#### Records for this task
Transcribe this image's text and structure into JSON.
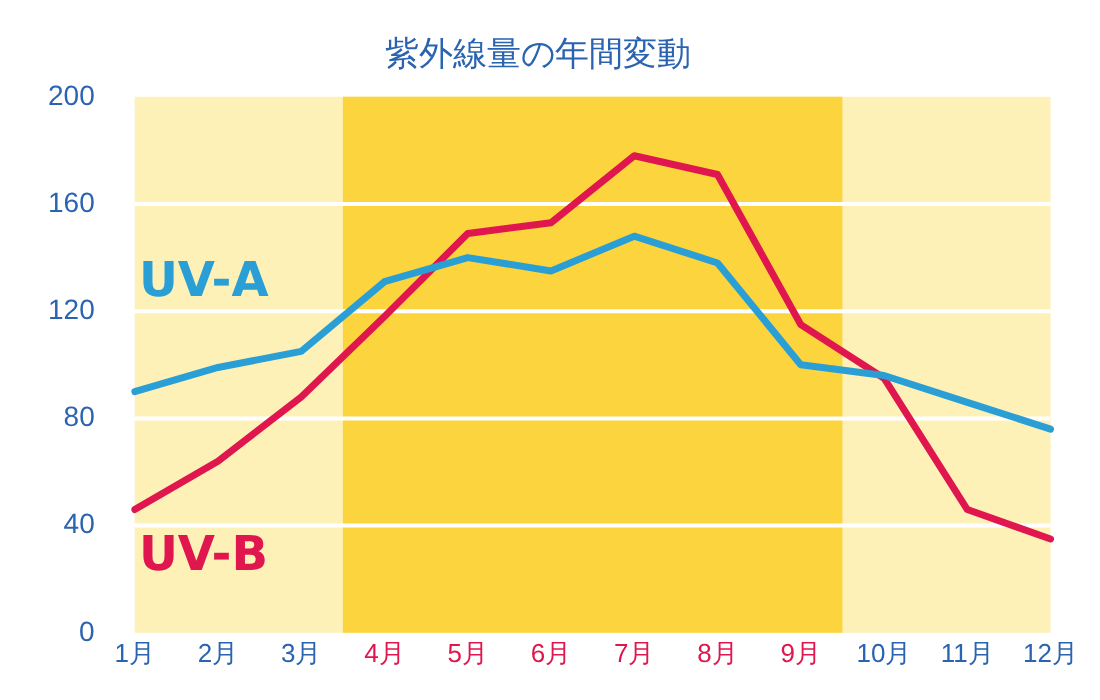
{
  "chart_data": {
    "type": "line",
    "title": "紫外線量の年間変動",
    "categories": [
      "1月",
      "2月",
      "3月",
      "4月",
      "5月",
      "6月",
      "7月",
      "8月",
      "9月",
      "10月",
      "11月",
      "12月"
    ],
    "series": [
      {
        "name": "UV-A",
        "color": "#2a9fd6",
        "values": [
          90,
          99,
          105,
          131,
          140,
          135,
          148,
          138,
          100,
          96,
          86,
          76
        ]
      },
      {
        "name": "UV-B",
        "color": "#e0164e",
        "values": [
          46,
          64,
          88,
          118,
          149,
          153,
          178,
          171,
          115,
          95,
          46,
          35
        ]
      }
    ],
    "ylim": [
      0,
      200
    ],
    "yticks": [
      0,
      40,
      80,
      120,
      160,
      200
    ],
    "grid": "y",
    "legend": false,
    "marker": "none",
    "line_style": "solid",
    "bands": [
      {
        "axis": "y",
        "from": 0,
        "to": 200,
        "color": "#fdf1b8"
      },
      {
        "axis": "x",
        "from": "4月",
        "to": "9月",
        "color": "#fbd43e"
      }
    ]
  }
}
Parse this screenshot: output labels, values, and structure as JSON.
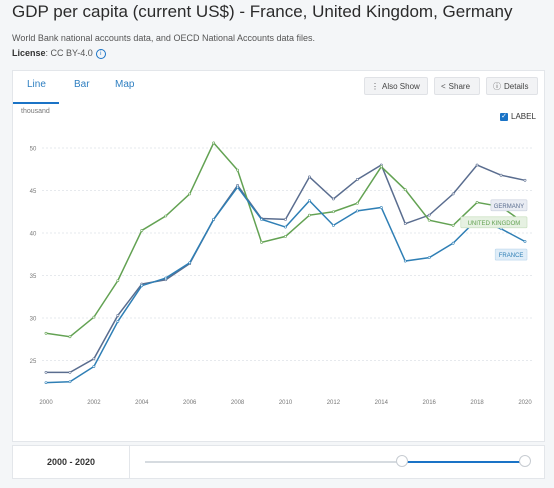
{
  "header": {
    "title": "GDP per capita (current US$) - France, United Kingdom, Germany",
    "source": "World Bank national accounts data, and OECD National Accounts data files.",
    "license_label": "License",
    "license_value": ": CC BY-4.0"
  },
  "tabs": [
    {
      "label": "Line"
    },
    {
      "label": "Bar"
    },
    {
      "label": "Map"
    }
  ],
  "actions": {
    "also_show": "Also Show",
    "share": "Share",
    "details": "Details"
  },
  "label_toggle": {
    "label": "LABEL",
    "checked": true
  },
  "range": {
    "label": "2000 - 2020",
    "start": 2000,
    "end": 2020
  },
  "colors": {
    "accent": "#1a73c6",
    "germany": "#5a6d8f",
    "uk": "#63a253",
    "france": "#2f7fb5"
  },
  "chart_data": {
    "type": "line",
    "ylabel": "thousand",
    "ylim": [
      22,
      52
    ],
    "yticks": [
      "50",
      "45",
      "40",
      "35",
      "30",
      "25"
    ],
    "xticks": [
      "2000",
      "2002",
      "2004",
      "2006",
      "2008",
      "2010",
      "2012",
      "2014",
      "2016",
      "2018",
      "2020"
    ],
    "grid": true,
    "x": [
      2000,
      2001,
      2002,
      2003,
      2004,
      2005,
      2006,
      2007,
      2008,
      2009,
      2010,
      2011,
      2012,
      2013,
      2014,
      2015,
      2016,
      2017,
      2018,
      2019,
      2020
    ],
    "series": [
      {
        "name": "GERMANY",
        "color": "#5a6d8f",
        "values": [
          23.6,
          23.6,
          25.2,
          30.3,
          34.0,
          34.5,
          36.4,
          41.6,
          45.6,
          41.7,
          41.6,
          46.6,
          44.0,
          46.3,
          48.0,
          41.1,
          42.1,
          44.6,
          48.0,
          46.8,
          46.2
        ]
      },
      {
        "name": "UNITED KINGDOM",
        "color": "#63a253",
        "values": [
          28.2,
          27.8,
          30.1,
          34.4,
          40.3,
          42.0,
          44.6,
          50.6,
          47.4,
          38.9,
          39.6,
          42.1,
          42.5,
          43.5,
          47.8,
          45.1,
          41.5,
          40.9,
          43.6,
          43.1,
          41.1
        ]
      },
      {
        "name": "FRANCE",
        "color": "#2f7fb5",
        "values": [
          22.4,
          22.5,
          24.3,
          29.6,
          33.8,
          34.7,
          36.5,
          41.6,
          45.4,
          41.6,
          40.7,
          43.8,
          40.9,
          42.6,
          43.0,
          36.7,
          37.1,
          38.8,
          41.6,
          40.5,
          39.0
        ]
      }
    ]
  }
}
########
#### Records for this task
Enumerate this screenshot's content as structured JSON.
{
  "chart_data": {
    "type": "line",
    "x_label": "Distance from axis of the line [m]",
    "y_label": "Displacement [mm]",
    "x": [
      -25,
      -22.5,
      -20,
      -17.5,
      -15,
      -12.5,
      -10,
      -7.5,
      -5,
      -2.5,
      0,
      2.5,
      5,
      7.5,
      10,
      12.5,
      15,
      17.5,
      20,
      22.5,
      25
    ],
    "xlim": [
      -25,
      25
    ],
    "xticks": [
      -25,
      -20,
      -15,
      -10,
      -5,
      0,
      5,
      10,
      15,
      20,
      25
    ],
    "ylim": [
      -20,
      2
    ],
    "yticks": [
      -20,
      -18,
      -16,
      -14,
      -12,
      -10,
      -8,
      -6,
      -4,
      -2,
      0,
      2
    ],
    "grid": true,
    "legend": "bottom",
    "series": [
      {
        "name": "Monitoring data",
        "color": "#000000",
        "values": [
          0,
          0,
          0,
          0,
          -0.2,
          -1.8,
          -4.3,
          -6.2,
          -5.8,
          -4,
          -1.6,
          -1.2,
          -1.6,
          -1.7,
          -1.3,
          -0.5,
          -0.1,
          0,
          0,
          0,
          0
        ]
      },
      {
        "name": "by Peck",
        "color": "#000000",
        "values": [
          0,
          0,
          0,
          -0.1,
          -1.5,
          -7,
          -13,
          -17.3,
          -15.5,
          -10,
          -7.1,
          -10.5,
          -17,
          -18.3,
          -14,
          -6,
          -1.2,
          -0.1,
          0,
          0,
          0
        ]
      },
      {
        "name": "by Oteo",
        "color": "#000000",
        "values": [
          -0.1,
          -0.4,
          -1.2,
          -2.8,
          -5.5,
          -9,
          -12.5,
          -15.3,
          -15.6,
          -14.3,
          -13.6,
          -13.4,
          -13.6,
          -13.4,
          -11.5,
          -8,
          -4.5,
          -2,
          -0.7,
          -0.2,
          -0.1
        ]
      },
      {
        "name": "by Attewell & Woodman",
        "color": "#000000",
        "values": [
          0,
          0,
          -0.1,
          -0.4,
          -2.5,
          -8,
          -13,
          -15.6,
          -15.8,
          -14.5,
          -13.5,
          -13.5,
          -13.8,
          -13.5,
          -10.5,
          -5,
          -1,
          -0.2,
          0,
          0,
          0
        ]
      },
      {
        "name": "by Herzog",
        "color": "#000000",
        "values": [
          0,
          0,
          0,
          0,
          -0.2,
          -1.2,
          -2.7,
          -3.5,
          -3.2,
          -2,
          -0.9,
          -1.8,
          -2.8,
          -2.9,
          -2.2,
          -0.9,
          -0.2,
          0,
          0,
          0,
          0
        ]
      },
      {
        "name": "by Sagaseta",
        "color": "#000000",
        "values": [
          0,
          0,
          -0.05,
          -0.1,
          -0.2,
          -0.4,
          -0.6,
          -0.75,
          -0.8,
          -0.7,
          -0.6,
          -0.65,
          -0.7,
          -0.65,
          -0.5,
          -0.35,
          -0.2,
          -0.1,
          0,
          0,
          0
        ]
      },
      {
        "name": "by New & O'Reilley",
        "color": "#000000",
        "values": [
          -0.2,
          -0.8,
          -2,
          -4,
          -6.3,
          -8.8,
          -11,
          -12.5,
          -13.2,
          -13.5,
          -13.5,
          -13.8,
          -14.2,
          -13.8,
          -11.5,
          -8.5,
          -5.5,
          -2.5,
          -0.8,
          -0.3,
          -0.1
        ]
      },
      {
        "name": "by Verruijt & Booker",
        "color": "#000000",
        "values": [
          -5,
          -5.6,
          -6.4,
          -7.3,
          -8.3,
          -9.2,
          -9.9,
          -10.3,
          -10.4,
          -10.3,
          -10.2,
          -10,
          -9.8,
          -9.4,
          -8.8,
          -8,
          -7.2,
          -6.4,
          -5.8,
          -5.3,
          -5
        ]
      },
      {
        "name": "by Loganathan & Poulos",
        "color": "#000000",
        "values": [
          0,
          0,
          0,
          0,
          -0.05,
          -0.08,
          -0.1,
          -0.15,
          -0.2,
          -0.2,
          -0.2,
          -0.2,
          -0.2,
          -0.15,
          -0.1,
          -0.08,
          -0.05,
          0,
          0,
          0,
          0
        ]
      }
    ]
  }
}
########
__Written task__. Note every line above where the string "screenshot" shows up, and copy those lines.

__Answer in full__.
Parse this screenshot: output labels, values, and structure as JSON.
Enumerate this screenshot's content as structured JSON.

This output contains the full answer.